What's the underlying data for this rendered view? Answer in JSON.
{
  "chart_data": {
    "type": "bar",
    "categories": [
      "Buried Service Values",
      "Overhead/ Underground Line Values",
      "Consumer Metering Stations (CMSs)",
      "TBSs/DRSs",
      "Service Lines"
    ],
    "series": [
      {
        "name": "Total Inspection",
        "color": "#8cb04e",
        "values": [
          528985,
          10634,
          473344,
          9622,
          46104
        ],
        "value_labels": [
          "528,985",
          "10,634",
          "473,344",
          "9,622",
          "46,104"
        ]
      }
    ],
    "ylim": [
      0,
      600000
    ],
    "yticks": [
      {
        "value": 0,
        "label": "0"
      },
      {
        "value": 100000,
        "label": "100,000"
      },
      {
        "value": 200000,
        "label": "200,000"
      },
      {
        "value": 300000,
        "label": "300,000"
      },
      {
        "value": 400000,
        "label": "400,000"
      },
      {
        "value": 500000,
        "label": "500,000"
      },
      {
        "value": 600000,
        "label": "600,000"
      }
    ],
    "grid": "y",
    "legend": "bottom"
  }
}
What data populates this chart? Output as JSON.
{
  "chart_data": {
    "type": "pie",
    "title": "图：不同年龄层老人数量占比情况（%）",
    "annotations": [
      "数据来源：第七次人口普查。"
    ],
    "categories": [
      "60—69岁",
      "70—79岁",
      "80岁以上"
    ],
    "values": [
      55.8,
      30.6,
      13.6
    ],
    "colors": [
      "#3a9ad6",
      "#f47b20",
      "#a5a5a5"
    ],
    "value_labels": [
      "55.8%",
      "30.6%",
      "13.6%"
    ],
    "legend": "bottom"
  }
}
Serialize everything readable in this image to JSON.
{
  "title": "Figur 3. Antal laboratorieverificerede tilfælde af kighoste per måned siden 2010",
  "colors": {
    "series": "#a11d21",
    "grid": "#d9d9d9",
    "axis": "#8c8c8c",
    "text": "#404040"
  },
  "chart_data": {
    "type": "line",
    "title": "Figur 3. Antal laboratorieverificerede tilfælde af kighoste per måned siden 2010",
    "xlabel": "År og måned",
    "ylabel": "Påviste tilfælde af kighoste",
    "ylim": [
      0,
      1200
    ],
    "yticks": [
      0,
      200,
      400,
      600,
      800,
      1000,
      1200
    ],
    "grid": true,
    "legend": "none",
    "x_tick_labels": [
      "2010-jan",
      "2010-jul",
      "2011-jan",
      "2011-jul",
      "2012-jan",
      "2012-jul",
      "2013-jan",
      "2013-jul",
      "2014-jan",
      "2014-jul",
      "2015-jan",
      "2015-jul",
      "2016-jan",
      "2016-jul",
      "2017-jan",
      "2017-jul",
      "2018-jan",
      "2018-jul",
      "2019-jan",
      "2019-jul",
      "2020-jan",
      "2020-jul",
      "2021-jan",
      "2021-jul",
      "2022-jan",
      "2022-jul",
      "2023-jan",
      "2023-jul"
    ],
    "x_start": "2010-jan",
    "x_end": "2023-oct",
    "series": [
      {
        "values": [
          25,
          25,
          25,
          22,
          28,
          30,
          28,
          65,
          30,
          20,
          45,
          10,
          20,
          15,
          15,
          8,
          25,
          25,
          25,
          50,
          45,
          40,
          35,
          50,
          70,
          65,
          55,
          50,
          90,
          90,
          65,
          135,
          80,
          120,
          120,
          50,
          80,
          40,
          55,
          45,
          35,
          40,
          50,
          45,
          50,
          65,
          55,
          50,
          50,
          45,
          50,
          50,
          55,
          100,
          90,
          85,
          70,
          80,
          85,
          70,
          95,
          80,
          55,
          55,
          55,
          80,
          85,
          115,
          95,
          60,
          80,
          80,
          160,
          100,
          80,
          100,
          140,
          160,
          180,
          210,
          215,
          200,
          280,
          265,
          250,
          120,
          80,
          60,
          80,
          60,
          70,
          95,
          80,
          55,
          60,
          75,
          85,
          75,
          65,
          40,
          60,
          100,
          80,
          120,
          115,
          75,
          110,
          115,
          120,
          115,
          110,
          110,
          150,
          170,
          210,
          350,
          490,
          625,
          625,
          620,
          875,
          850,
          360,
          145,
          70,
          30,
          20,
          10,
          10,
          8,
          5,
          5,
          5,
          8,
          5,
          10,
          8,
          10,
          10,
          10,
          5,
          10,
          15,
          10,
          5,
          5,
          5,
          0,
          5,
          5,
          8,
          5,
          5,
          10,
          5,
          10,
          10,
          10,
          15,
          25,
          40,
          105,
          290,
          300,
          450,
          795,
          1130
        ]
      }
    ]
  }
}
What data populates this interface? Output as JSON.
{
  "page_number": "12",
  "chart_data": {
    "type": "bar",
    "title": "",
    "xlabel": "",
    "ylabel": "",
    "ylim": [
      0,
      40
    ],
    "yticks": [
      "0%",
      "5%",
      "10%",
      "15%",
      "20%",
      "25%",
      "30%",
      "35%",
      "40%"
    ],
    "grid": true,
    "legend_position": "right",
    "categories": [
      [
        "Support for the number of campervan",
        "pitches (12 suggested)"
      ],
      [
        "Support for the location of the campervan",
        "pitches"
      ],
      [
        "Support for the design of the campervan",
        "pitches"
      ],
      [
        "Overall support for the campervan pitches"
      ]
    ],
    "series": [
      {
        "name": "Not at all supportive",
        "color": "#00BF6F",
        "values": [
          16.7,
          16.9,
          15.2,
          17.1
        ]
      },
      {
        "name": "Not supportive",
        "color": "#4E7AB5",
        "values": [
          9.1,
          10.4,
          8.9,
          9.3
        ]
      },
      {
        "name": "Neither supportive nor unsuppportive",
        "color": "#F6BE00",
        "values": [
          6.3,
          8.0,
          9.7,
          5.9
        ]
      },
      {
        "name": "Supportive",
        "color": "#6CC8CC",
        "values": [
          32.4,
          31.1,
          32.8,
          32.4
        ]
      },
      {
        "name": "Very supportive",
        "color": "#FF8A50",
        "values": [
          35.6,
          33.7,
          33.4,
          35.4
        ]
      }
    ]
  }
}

Job
Find every line holding the word "JSON"; give their count and nothing else.

Result of this exercise
4